== TASK INPUTS ==

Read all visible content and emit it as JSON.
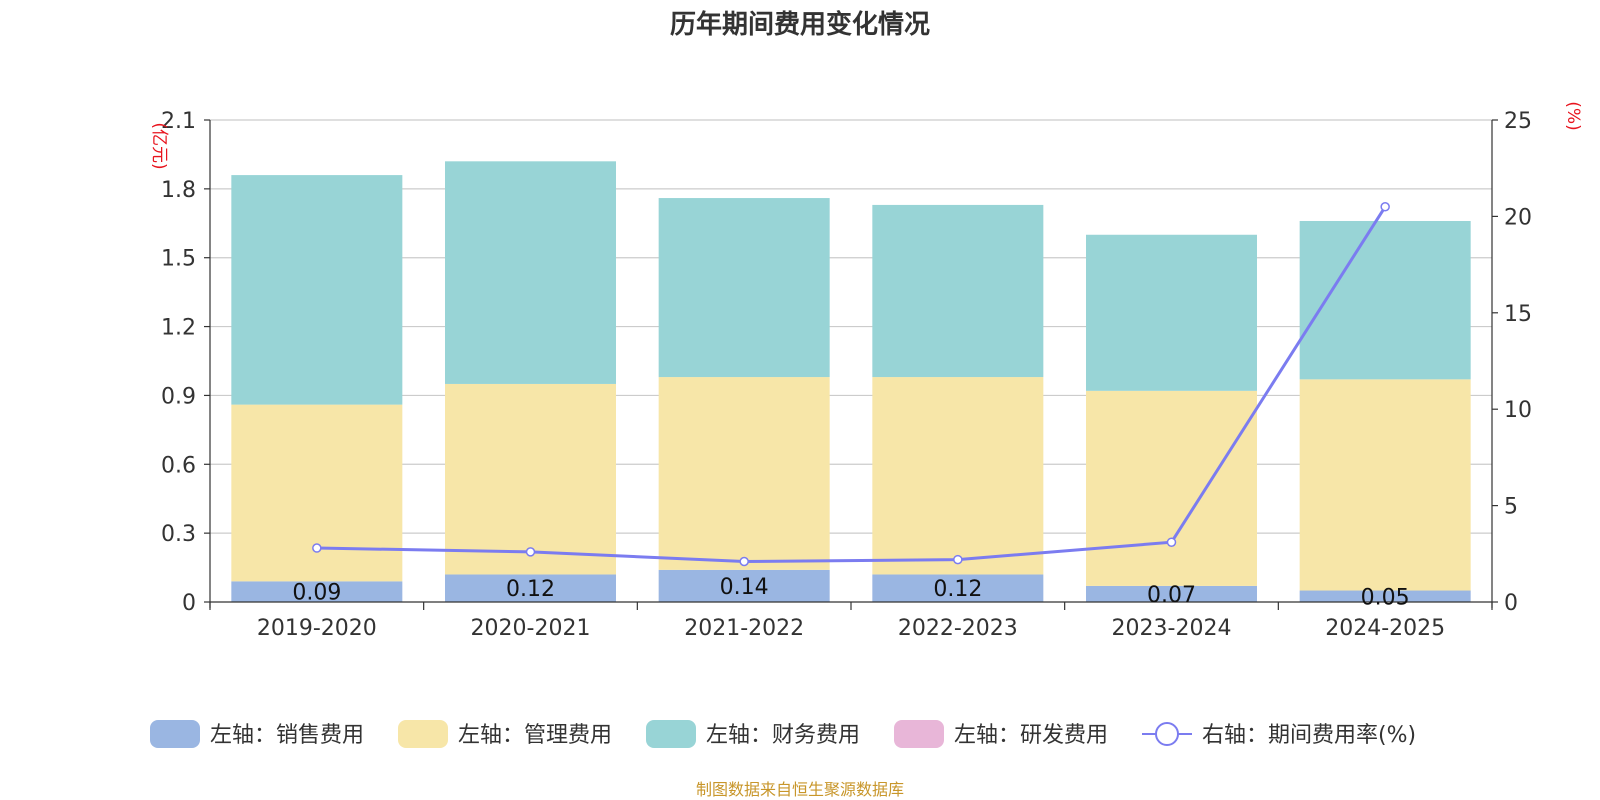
{
  "chart_data": {
    "type": "bar",
    "title": "历年期间费用变化情况",
    "categories": [
      "2019-2020",
      "2020-2021",
      "2021-2022",
      "2022-2023",
      "2023-2024",
      "2024-2025"
    ],
    "left_axis": {
      "unit": "(亿元)",
      "ylim": [
        0,
        2.1
      ],
      "ticks": [
        "0",
        "0.3",
        "0.6",
        "0.9",
        "1.2",
        "1.5",
        "1.8",
        "2.1"
      ]
    },
    "right_axis": {
      "unit": "(%)",
      "ylim": [
        0,
        25
      ],
      "ticks": [
        "0",
        "5",
        "10",
        "15",
        "20",
        "25"
      ]
    },
    "grid": true,
    "legend_position": "bottom",
    "series": [
      {
        "name": "左轴：销售费用",
        "axis": "left",
        "kind": "bar",
        "color": "#9ab6e2",
        "values": [
          0.09,
          0.12,
          0.14,
          0.12,
          0.07,
          0.05
        ],
        "labels": [
          "0.09",
          "0.12",
          "0.14",
          "0.12",
          "0.07",
          "0.05"
        ]
      },
      {
        "name": "左轴：管理费用",
        "axis": "left",
        "kind": "bar",
        "color": "#f7e6a8",
        "values": [
          0.77,
          0.83,
          0.84,
          0.86,
          0.85,
          0.92
        ]
      },
      {
        "name": "左轴：财务费用",
        "axis": "left",
        "kind": "bar",
        "color": "#98d4d6",
        "values": [
          1.0,
          0.97,
          0.78,
          0.75,
          0.68,
          0.69
        ]
      },
      {
        "name": "左轴：研发费用",
        "axis": "left",
        "kind": "bar",
        "color": "#e8b6d8",
        "values": [
          0,
          0,
          0,
          0,
          0,
          0
        ]
      },
      {
        "name": "右轴：期间费用率(%)",
        "axis": "right",
        "kind": "line",
        "color": "#7b7cf0",
        "values": [
          2.8,
          2.6,
          2.1,
          2.2,
          3.1,
          20.5
        ]
      }
    ],
    "source": "制图数据来自恒生聚源数据库"
  }
}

===

AIM OF THE TASK
Go through the entries above and copy every line containing "color".

FULL RESPONSE
        "color": "#9ab6e2",
        "color": "#f7e6a8",
        "color": "#98d4d6",
        "color": "#e8b6d8",
        "color": "#7b7cf0",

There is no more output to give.